Data entries for graphics:
--- start ---

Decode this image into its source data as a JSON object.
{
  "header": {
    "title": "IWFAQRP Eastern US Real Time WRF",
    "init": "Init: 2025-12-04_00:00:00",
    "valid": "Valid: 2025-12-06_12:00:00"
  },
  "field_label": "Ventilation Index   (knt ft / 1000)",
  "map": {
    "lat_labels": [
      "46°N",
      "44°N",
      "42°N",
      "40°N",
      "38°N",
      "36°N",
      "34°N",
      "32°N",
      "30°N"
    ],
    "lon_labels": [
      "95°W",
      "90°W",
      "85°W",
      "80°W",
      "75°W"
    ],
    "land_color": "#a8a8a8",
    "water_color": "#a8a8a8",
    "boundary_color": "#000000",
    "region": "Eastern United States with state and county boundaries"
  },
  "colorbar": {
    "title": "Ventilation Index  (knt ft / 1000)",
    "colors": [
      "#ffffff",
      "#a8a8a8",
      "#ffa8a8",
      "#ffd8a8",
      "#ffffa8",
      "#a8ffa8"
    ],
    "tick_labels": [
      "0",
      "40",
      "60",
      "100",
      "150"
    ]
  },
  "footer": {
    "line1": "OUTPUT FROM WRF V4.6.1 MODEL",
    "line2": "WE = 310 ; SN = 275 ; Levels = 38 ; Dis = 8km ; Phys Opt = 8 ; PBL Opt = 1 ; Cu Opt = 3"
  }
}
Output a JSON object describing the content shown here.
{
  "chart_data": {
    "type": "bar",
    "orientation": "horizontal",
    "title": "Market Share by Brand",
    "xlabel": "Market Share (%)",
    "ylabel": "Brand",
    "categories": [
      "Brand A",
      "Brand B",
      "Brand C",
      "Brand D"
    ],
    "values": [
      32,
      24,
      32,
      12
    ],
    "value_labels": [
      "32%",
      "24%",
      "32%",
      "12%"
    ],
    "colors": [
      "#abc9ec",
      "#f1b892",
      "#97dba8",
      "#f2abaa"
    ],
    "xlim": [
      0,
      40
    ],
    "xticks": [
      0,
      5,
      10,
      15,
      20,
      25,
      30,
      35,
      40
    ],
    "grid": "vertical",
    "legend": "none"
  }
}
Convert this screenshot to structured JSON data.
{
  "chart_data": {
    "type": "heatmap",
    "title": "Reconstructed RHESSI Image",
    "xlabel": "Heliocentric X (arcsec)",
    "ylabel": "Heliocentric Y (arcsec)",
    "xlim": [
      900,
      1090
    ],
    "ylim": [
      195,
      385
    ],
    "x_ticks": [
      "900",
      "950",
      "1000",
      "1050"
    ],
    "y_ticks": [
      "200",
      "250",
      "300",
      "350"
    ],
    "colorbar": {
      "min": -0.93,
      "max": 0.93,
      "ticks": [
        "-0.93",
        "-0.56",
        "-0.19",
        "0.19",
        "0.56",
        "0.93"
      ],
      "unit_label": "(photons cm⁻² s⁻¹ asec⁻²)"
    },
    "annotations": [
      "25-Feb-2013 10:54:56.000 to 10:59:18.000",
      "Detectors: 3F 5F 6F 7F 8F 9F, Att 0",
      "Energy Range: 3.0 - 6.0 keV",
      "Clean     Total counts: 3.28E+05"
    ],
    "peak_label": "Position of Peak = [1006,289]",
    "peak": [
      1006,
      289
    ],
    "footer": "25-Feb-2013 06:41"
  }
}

--- end ---

**Exercise details**
Determine how many lines in the data above contain the string "JSON". Give nothing except the number.

**Written solution**
3